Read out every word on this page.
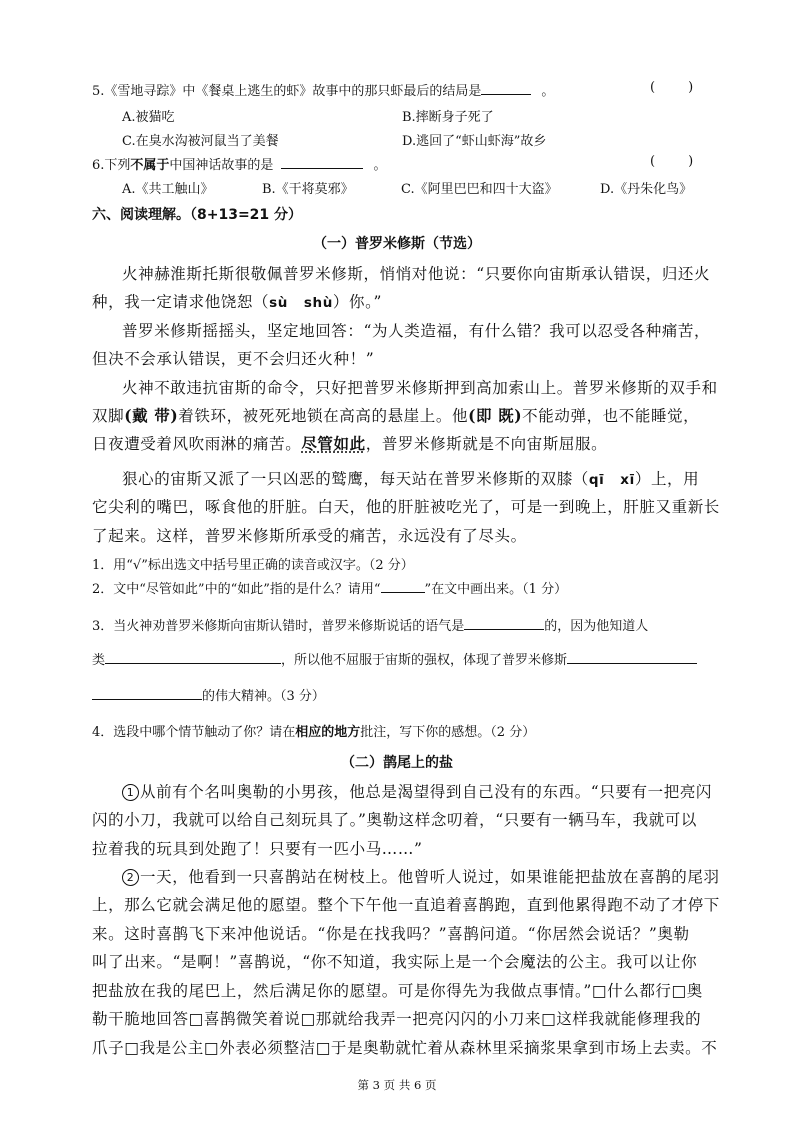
5.《雪地寻踪》中《餐桌上逃生的虾》故事中的那只虾最后的结局是	。	(        )
A.被猫吃	B.摔断身子死了
C.在臭水沟被河鼠当了美餐	D.逃回了“虾山虾海”故乡
6.下列不属于中国神话故事的是	。	(        )
A.《共工触山》	B.《干将莫邪》	C.《阿里巴巴和四十大盗》	D.《丹朱化鸟》
六、阅读理解。（8+13=21 分）
（一）普罗米修斯（节选）
火神赫淮斯托斯很敬佩普罗米修斯，悄悄对他说：“只要你向宙斯承认错误，归还火
种，我一定请求他饶恕（sù   shù）你。”
普罗米修斯摇摇头，坚定地回答：“为人类造福，有什么错？我可以忍受各种痛苦，
但决不会承认错误，更不会归还火种！”
火神不敢违抗宙斯的命令，只好把普罗米修斯押到高加索山上。普罗米修斯的双手和
双脚(戴 带)着铁环，被死死地锁在高高的悬崖上。他(即 既)不能动弹，也不能睡觉，
日夜遭受着风吹雨淋的痛苦。尽管如此，普罗米修斯就是不向宙斯屈服。
狠心的宙斯又派了一只凶恶的鹫鹰，每天站在普罗米修斯的双膝（qī   xī）上，用
它尖利的嘴巴，啄食他的肝脏。白天，他的肝脏被吃光了，可是一到晚上，肝脏又重新长
了起来。这样，普罗米修斯所承受的痛苦，永远没有了尽头。
1．用“√”标出选文中括号里正确的读音或汉字。（2 分）
2．文中“尽管如此”中的“如此”指的是什么？请用“	”在文中画出来。（1 分）
3．当火神劝普罗米修斯向宙斯认错时，普罗米修斯说话的语气是	的，因为他知道人
类	，所以他不屈服于宙斯的强权，体现了普罗米修斯
的伟大精神。（3 分）
4．选段中哪个情节触动了你？请在相应的地方批注，写下你的感想。（2 分）
（二）鹊尾上的盐
1 从前有个名叫奥勒的小男孩，他总是渴望得到自己没有的东西。“只要有一把亮闪
闪的小刀，我就可以给自己刻玩具了。”奥勒这样念叨着，“只要有一辆马车，我就可以
拉着我的玩具到处跑了！只要有一匹小马……”
2 一天，他看到一只喜鹊站在树枝上。他曾听人说过，如果谁能把盐放在喜鹊的尾羽
上，那么它就会满足他的愿望。整个下午他一直追着喜鹊跑，直到他累得跑不动了才停下
来。这时喜鹊飞下来冲他说话。“你是在找我吗？”喜鹊问道。“你居然会说话？”奥勒
叫了出来。“是啊！”喜鹊说，“你不知道，我实际上是一个会魔法的公主。我可以让你
把盐放在我的尾巴上，然后满足你的愿望。可是你得先为我做点事情。”□什么都行□奥
勒干脆地回答□喜鹊微笑着说□那就给我弄一把亮闪闪的小刀来□这样我就能修理我的
爪子□我是公主□外表必须整洁□于是奥勒就忙着从森林里采摘浆果拿到市场上去卖。不
第 3 页 共 6 页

__________

• [WHAT IS BEING ASKED]
Give the number of lines that hold the word "尽管如此" in these records, with nothing added.

• [RESULT FOR THIS EXERCISE]
2